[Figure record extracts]
** Start **

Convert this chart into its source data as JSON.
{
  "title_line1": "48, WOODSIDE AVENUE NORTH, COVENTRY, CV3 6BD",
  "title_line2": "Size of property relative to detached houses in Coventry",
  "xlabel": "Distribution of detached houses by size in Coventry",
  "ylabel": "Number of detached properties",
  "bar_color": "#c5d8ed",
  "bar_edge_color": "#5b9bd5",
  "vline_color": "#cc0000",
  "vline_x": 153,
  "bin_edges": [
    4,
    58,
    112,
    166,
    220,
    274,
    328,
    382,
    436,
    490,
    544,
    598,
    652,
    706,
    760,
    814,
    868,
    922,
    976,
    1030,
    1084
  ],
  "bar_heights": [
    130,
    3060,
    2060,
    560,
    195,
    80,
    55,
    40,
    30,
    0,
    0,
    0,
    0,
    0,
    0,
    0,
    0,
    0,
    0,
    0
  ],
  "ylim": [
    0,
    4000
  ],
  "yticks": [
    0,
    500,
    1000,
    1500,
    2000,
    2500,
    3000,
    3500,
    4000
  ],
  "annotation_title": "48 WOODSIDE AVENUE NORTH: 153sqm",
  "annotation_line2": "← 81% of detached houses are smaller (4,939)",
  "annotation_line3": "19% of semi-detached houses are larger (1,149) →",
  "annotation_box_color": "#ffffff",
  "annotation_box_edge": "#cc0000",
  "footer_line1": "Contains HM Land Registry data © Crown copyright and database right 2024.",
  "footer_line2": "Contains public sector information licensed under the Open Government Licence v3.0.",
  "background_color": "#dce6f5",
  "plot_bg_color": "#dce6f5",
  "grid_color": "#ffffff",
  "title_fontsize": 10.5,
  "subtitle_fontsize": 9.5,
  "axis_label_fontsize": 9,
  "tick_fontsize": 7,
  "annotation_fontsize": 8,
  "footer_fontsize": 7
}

** End **

Take the lines above and retype all of them exactly.

Convert this chart into its source data as JSON.
{
  "title_line1": "48, WOODSIDE AVENUE NORTH, COVENTRY, CV3 6BD",
  "title_line2": "Size of property relative to detached houses in Coventry",
  "xlabel": "Distribution of detached houses by size in Coventry",
  "ylabel": "Number of detached properties",
  "bar_color": "#c5d8ed",
  "bar_edge_color": "#5b9bd5",
  "vline_color": "#cc0000",
  "vline_x": 153,
  "bin_edges": [
    4,
    58,
    112,
    166,
    220,
    274,
    328,
    382,
    436,
    490,
    544,
    598,
    652,
    706,
    760,
    814,
    868,
    922,
    976,
    1030,
    1084
  ],
  "bar_heights": [
    130,
    3060,
    2060,
    560,
    195,
    80,
    55,
    40,
    30,
    0,
    0,
    0,
    0,
    0,
    0,
    0,
    0,
    0,
    0,
    0
  ],
  "ylim": [
    0,
    4000
  ],
  "yticks": [
    0,
    500,
    1000,
    1500,
    2000,
    2500,
    3000,
    3500,
    4000
  ],
  "annotation_title": "48 WOODSIDE AVENUE NORTH: 153sqm",
  "annotation_line2": "← 81% of detached houses are smaller (4,939)",
  "annotation_line3": "19% of semi-detached houses are larger (1,149) →",
  "annotation_box_color": "#ffffff",
  "annotation_box_edge": "#cc0000",
  "footer_line1": "Contains HM Land Registry data © Crown copyright and database right 2024.",
  "footer_line2": "Contains public sector information licensed under the Open Government Licence v3.0.",
  "background_color": "#dce6f5",
  "plot_bg_color": "#dce6f5",
  "grid_color": "#ffffff",
  "title_fontsize": 10.5,
  "subtitle_fontsize": 9.5,
  "axis_label_fontsize": 9,
  "tick_fontsize": 7,
  "annotation_fontsize": 8,
  "footer_fontsize": 7
}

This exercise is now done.